>>>>>

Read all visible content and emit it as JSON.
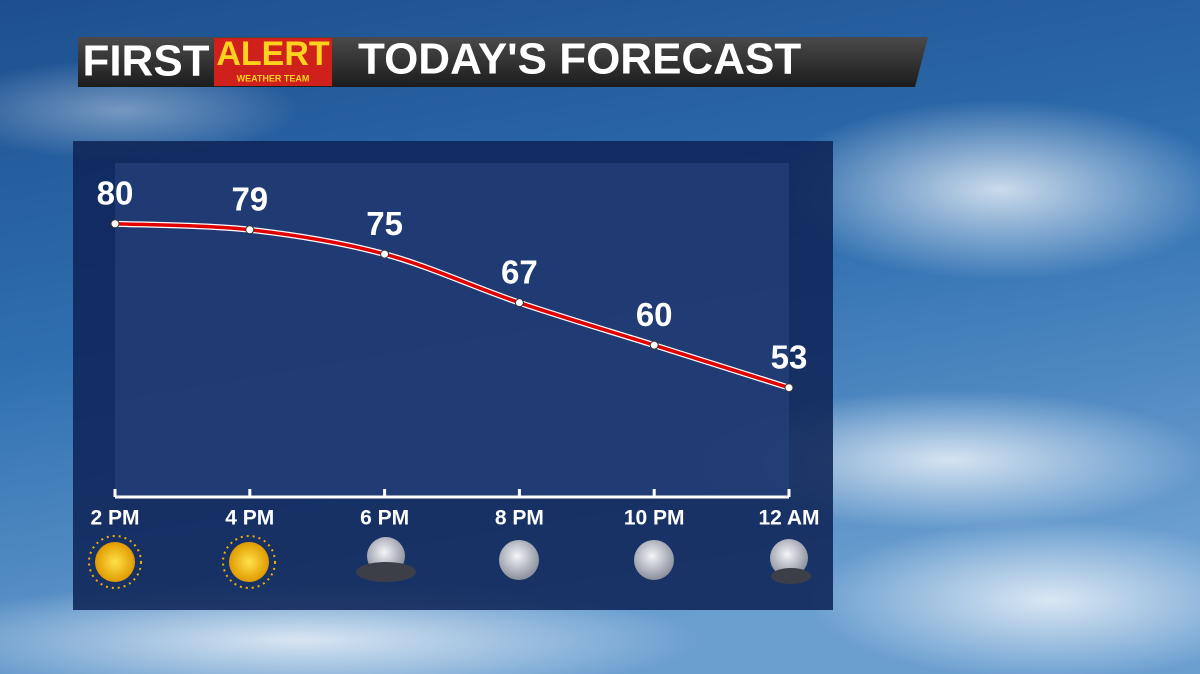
{
  "branding": {
    "first": "FIRST",
    "alert": "ALERT",
    "team": "WEATHER TEAM"
  },
  "chart_data": {
    "type": "line",
    "title": "TODAY'S FORECAST",
    "categories": [
      "2 PM",
      "4 PM",
      "6 PM",
      "8 PM",
      "10 PM",
      "12 AM"
    ],
    "values": [
      80,
      79,
      75,
      67,
      60,
      53
    ],
    "color": "#e00000",
    "ylim": [
      35,
      90
    ]
  }
}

<<<<<

(PROMPT) Leave the images out and output the remaining material exactly as it stands.

(ANSWER TO THIS PROBLEM)
Read all visible content and emit it as JSON.
{
  "branding": {
    "first": "FIRST",
    "alert": "ALERT",
    "team": "WEATHER TEAM"
  },
  "chart_data": {
    "type": "line",
    "title": "TODAY'S FORECAST",
    "categories": [
      "2 PM",
      "4 PM",
      "6 PM",
      "8 PM",
      "10 PM",
      "12 AM"
    ],
    "values": [
      80,
      79,
      75,
      67,
      60,
      53
    ],
    "color": "#e00000",
    "ylim": [
      35,
      90
    ]
  }
}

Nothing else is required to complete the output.